ZADANIE DO WYKONANIA: Przepisz dokładnie cały podany niżej tekst o wystawie malarstwa Janiny Ożgi-Hołdy.

PODANY TEKST:
● ● ● ● ● ● ●

Przejdź do głównych treściPrzejdź do wyszukiwarkiPrzejdź do głównego menu
czwartek, 3 października 2024 06:19
Reklama KD Market
Reklama

Wystawa malarstwa Janiny Ożgi-Hołdy

 


Ta czeska kawiarnia przy ulicy Belmont w Chicago z roku na rok staje się sławnym bunkrem artystycznym dla chicagowskiej Polonii. A to za sprawą Alicji Szymankiewicz, która odkryła to miejsce. Istotnie panuje tam iście krakowska, kabaretowa i "piwniczna" atmosfera.


 


W kawiarni płonęły świece, ze ścian spozierały obrazy, rozbrzmiewała muzyka, przybywali goście.


 


Artystka przyjechała do nas z Florydy, gdzie mieszka. Przywiozła kilkadziesiąt obrazów. Bardzo chciała – po latach nieobecności w Chicago – pokazać swoje prace chicagowskiej Polonii.


 


Życiorys artystyczny Janiny Ożgi-Hołdy wydaje się dosyć klasyczny, choć są w nim różne zawirowania życiowe. Pani Janina pochodzi z Tarnowa. Do szkół uczęszczała w Tranowie, we Lwowie i w Warszawie, by ostatecznie ukończyć Akadmię Sztuk Pięknych we Wrocławiu, wydział malarstwa i ceramiki.

● ● ● ● ● ● ●

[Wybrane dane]
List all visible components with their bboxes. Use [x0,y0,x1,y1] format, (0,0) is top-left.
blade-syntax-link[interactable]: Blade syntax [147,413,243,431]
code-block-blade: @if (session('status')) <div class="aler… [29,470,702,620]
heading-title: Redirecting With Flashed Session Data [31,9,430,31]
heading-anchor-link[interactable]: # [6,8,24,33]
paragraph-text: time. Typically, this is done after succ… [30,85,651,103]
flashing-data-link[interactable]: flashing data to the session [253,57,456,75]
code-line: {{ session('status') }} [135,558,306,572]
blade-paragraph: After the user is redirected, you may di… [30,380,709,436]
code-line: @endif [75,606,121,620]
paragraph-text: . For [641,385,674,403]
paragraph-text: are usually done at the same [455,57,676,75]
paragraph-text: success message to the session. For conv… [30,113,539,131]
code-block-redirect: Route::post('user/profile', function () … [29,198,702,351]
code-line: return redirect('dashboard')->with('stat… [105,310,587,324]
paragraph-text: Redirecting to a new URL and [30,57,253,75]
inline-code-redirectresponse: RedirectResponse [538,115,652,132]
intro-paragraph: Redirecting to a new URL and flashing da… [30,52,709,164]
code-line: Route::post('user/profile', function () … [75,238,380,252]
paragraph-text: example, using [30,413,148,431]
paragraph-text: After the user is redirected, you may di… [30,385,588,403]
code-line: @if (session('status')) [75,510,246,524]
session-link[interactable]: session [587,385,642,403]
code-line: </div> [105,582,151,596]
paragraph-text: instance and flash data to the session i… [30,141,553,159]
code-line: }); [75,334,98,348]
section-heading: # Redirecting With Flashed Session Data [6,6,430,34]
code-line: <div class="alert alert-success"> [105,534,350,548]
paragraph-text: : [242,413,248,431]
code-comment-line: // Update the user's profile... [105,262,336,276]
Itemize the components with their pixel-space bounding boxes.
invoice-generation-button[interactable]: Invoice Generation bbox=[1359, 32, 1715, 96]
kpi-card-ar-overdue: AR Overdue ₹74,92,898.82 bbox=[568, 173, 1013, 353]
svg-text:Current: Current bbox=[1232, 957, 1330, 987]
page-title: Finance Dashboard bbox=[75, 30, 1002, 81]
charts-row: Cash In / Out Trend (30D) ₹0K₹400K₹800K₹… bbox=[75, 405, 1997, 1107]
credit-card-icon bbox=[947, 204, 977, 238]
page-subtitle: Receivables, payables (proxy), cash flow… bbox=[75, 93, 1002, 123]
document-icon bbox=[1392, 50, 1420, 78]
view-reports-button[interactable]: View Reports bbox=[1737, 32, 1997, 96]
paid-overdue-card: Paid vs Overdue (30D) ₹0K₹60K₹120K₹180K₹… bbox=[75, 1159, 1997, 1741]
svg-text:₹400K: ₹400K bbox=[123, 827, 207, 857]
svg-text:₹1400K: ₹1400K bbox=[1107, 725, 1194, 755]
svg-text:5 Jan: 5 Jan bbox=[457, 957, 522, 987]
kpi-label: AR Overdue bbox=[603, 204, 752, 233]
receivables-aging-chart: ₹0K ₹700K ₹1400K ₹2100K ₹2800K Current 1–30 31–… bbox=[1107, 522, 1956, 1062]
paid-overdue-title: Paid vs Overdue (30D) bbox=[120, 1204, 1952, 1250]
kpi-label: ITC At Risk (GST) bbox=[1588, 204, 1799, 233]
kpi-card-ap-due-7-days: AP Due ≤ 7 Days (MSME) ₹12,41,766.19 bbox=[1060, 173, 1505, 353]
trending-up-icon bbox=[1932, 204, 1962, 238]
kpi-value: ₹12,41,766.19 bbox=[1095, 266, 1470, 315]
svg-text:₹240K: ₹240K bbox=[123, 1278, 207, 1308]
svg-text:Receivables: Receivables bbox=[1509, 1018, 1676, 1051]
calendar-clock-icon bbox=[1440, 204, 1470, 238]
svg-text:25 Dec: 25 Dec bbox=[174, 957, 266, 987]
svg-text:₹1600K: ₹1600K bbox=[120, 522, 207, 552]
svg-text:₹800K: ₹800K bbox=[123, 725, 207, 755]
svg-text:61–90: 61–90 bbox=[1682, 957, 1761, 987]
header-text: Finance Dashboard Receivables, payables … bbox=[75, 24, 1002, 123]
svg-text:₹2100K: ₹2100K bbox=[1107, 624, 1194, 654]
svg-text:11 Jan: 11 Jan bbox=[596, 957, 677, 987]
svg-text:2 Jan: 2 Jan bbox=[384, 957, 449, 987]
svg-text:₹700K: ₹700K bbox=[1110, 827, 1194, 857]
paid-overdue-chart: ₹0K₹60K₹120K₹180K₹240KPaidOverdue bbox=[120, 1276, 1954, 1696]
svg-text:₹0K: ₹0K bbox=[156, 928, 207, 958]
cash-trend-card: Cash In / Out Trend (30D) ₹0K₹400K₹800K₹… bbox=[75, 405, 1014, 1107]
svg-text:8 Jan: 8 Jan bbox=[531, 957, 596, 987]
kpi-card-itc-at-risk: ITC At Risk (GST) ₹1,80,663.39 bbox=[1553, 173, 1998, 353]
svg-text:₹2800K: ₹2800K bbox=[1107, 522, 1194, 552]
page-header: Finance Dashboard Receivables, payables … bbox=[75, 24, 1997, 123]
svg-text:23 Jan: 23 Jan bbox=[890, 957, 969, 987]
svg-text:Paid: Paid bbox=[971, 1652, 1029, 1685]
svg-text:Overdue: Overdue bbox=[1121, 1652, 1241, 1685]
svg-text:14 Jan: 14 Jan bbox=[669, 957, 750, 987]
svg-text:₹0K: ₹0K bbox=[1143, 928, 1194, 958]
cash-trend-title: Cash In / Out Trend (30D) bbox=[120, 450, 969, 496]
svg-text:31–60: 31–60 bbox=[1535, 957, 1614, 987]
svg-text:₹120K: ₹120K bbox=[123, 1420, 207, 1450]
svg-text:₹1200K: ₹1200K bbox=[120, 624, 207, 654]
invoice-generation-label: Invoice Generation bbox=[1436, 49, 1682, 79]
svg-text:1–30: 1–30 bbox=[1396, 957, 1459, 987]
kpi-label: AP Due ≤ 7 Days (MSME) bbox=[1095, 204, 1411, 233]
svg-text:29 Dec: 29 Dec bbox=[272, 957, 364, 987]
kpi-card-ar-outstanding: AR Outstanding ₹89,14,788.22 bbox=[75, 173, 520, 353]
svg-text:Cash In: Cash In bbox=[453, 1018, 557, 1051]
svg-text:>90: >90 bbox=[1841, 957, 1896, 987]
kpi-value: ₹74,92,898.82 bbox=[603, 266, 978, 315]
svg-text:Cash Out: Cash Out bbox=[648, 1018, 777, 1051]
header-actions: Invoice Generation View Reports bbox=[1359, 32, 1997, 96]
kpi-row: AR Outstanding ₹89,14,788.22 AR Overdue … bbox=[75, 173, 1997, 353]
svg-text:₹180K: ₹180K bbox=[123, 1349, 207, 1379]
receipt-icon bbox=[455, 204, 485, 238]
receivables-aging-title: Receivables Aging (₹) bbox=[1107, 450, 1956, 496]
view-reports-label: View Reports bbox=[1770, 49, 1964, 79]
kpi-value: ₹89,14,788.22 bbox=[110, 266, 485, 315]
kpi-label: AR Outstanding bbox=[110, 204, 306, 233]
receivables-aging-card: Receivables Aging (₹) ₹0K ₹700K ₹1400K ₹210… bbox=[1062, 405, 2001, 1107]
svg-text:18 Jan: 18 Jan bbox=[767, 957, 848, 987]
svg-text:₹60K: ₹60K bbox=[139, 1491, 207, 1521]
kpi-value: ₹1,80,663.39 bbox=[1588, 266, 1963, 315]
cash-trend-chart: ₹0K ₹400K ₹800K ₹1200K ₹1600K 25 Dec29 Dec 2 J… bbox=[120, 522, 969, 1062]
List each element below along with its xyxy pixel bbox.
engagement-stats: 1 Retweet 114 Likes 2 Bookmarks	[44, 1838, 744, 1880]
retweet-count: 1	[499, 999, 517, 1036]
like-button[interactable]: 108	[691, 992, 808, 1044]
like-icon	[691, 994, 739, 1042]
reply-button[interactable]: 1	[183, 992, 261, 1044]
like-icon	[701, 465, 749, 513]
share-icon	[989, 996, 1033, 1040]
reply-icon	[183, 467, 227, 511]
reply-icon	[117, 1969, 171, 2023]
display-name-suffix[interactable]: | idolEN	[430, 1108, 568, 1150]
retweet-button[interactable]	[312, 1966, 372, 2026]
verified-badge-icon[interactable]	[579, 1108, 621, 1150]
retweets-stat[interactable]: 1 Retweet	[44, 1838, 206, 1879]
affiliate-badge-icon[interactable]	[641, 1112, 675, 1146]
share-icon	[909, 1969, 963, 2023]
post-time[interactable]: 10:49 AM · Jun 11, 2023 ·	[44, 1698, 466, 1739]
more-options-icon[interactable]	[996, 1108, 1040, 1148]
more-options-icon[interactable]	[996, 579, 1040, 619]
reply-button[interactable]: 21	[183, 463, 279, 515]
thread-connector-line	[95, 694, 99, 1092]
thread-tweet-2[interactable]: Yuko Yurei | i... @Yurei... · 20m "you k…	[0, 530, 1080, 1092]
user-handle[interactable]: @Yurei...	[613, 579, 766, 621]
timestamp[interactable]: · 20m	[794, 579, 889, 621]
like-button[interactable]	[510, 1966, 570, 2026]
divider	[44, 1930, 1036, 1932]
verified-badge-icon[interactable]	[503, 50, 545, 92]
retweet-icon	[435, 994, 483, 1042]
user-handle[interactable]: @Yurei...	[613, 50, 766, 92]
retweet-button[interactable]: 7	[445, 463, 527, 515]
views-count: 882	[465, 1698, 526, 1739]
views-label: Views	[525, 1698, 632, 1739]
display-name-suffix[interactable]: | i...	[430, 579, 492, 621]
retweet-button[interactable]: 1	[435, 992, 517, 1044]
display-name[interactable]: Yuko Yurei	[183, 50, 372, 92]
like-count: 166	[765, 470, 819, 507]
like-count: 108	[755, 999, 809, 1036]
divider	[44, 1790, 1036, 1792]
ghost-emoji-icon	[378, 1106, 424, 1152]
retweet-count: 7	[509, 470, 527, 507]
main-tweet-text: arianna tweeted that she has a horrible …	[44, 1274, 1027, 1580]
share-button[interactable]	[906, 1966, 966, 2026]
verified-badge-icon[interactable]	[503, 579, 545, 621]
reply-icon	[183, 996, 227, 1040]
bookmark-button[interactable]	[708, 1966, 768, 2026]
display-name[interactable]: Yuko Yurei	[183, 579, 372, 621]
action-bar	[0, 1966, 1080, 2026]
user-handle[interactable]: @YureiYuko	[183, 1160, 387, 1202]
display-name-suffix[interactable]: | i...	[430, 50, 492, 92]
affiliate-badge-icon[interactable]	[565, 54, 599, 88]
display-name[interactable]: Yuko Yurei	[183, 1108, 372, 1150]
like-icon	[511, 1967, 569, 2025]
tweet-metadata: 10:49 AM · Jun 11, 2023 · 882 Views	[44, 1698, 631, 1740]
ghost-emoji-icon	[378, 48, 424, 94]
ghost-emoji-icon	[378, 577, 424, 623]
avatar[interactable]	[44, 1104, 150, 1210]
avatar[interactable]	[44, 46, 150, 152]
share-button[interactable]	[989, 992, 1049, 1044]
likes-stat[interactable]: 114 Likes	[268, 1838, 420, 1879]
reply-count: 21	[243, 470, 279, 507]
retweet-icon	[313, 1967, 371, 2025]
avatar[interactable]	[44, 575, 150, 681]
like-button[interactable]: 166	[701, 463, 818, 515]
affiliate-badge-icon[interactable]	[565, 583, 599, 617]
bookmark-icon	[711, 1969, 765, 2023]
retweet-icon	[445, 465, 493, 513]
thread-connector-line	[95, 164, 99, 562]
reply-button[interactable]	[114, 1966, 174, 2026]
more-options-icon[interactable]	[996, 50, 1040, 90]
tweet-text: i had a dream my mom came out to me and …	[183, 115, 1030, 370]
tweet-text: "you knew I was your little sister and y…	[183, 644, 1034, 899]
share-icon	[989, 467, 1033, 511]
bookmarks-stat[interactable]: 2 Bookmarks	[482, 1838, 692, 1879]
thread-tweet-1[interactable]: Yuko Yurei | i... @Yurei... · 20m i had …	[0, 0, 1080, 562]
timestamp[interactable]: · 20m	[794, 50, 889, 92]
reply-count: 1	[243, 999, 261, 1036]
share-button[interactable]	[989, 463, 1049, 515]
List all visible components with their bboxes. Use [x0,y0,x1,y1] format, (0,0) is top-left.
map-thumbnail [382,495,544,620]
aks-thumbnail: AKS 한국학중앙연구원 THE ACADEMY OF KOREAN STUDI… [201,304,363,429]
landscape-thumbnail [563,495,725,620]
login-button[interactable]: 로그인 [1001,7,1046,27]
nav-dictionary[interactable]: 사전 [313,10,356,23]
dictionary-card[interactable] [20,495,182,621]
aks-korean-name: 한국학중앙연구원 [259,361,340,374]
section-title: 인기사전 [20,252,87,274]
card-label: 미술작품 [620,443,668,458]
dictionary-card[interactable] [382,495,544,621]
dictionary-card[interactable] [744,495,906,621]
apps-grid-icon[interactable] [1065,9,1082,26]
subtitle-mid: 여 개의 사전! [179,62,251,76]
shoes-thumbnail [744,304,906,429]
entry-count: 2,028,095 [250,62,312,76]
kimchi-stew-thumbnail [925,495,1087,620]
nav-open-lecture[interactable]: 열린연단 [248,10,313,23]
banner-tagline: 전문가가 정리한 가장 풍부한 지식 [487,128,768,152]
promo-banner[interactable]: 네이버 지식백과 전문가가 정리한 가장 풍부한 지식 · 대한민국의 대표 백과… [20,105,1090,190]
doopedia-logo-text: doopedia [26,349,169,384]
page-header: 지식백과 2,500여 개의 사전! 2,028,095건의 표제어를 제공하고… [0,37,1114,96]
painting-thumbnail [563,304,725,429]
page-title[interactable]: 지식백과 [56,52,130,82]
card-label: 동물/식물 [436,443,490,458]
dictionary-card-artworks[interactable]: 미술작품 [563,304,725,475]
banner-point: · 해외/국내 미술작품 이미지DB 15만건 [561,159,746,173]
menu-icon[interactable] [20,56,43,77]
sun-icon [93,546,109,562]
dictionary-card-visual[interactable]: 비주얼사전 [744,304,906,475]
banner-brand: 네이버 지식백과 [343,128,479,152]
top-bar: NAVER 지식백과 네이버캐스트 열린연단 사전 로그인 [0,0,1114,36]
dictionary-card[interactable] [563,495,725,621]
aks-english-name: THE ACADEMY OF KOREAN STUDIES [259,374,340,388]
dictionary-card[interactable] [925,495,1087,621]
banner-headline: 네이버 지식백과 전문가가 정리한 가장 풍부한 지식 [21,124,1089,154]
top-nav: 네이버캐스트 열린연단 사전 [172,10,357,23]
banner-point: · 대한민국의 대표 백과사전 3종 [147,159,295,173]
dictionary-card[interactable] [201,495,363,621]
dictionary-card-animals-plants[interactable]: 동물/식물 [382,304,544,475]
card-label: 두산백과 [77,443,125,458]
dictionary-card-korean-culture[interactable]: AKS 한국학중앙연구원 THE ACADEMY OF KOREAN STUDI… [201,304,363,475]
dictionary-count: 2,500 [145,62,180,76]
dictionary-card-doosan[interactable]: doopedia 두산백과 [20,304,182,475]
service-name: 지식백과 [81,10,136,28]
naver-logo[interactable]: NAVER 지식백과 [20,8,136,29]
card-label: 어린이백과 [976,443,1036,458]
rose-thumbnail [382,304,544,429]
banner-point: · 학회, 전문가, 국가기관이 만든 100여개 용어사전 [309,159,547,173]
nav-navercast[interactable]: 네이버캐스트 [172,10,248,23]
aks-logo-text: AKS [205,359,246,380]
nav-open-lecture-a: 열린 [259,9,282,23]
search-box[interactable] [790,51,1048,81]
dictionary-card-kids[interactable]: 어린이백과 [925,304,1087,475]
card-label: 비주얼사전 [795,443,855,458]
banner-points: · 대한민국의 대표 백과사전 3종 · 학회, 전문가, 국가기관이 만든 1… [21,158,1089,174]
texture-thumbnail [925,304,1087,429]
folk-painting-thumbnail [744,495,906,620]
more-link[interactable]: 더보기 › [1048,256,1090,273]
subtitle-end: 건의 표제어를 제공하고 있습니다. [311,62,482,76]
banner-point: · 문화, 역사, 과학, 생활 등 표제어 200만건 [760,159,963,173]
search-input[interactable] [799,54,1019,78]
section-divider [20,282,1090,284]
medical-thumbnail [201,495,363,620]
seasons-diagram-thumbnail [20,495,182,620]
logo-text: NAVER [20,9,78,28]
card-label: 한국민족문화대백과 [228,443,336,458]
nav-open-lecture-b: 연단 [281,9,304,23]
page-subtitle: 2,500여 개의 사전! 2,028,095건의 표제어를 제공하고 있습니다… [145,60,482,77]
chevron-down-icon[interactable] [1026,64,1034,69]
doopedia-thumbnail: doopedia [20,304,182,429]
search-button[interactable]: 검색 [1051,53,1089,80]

● ● ● ● ● ● ●

ODPOWIEDŹ NA ZADANIE:
Przejdź do głównych treściPrzejdź do wyszukiwarkiPrzejdź do głównego menu
czwartek, 3 października 2024 06:19
Reklama KD Market
Reklama

Wystawa malarstwa Janiny Ożgi-Hołdy

 


Ta czeska kawiarnia przy ulicy Belmont w Chicago z roku na rok staje się sławnym bunkrem artystycznym dla chicagowskiej Polonii. A to za sprawą Alicji Szymankiewicz, która odkryła to miejsce. Istotnie panuje tam iście krakowska, kabaretowa i "piwniczna" atmosfera.


 


W kawiarni płonęły świece, ze ścian spozierały obrazy, rozbrzmiewała muzyka, przybywali goście.


 


Artystka przyjechała do nas z Florydy, gdzie mieszka. Przywiozła kilkadziesiąt obrazów. Bardzo chciała – po latach nieobecności w Chicago – pokazać swoje prace chicagowskiej Polonii.


 


Życiorys artystyczny Janiny Ożgi-Hołdy wydaje się dosyć klasyczny, choć są w nim różne zawirowania życiowe. Pani Janina pochodzi z Tarnowa. Do szkół uczęszczała w Tranowie, we Lwowie i w Warszawie, by ostatecznie ukończyć Akadmię Sztuk Pięknych we Wrocławiu, wydział malarstwa i ceramiki.